# Problems to solve:
(a) Extract each line of the records that contains the string "Index", treating uppercase and lowercase letters as distinct.
(b) Carry on the passage about why attractive women choose average-looking men, picking up after its final sentence.
─── Text segment
Have you ever been walking through a shopping mall and seen an ugly, short or overweight guy with a beautiful woman and thought, “What is she doing with him?” Of course. In our modern society with a media that constantly pushes advertising images of male models with female models, it looks odd when a hot chick is with an ugly guy in public.

When modern men see this strange phenomena, they usually assume that for a beautiful woman to want to be with a guy who isn’t “tall and handsome” or who doesn’t have “male model” looks, it must be because he is very rich, paying off all her bills of has a penis the size of a baby arm. Yet, in almost all cases, they’d be wrong. Why? The reason why you will often see beautiful women with an average-looking (or even below-average looking) boyfriend/husband is that most women (not all) choose men for reasons OTHER than looks. Really, it’s true.

If you can’t accept that fact of life, then you’re not ready to learn the truth about attraction and get on with being successful with women. Instead, you may be at a stage in life where you’re not ready to have sex or a relationship with beautiful women because you want to believe the bullshit that is fed to you via media advertising. To you, it might feel safer to hide from beautiful women and believe that it’s all about looks, money, height, race or some other excuse that you use. You might be afraid that if you do get a beautiful woman into a relationship, you will end up ruining it, getting dumped and feeling worse about yourself and your attractiveness to women.
──────
─── Records for the task
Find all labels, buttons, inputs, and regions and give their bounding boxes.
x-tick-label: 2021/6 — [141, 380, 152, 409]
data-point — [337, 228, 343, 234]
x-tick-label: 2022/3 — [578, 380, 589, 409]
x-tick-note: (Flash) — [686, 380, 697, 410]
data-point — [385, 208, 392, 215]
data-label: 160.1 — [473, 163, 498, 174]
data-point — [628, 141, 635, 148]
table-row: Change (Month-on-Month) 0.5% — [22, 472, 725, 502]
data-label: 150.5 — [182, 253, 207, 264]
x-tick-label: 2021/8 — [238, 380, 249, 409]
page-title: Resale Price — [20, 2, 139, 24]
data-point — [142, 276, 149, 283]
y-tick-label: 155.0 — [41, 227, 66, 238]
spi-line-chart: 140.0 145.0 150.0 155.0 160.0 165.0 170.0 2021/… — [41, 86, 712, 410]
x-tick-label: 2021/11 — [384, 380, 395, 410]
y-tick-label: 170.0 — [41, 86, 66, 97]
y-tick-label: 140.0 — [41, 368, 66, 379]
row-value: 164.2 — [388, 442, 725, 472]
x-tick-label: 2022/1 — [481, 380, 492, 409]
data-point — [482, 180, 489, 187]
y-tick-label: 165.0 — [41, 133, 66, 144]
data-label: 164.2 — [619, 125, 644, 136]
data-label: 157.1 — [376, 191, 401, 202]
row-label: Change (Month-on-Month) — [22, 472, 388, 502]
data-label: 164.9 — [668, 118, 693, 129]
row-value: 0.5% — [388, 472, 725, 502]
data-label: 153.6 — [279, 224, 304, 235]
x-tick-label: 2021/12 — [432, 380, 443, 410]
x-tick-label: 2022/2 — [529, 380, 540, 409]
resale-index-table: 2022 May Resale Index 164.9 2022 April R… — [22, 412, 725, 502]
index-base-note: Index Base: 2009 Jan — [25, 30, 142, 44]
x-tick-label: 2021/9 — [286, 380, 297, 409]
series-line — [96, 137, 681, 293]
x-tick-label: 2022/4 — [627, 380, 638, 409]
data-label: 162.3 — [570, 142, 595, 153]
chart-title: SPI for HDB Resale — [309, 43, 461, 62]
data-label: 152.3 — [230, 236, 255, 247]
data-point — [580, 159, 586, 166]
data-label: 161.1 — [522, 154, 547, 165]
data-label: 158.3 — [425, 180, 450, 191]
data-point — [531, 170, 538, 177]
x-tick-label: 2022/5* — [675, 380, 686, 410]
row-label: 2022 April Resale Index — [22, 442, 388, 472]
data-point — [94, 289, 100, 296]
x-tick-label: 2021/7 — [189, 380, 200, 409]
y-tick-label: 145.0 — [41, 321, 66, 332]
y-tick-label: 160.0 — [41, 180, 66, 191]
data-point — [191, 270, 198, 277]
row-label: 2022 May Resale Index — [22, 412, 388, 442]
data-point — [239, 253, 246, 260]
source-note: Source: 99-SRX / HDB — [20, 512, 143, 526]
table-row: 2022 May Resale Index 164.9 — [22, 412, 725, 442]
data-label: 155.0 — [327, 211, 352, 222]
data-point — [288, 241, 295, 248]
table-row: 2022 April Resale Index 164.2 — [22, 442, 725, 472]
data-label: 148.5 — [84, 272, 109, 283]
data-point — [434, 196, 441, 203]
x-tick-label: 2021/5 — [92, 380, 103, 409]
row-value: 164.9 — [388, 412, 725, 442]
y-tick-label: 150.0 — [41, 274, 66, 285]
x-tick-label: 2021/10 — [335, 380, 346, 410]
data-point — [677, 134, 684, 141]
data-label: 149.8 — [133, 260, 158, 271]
──────
# Task answers:
(a)
resale-index-table: 2022 May Resale Index 164.9 2022 April R… — [22, 412, 725, 502]
index-base-note: Index Base: 2009 Jan — [25, 30, 142, 44]
row-label: 2022 April Resale Index — [22, 442, 388, 472]
row-label: 2022 May Resale Index — [22, 412, 388, 442]
table-row: 2022 May Resale Index 164.9 — [22, 412, 725, 442]
table-row: 2022 April Resale Index 164.2 — [22, 442, 725, 472]

(b)
Confidence, Personality and Having the Guts to Approach Her or Ask Her Out

Ugly guys get action with women by giving it a go, while other guys sit back and just look at women and watch them walk by. It’s like what Bill Rancic (the winner of The Apprentice show with Donald Trump) always says, “You don’t have to be the smartest guy in the room, but you have to work the hardest.” The same applies to women. You don’t have to be the best looking guy in the room, but you’ve got to approach and give it go.

When you see a beautiful woman with an “ugly” or average looking guy, he will have attracted her with his personality. She will have felt impressed and attracted at his confidence for having the balls to approach her or ask her out. This alpha male approach that any guy can use, is naturally attractive to women. They are hard-wired to respond to guys who have and display alpha male traits because alpha males are usually better survivors, better protectors and better lovers.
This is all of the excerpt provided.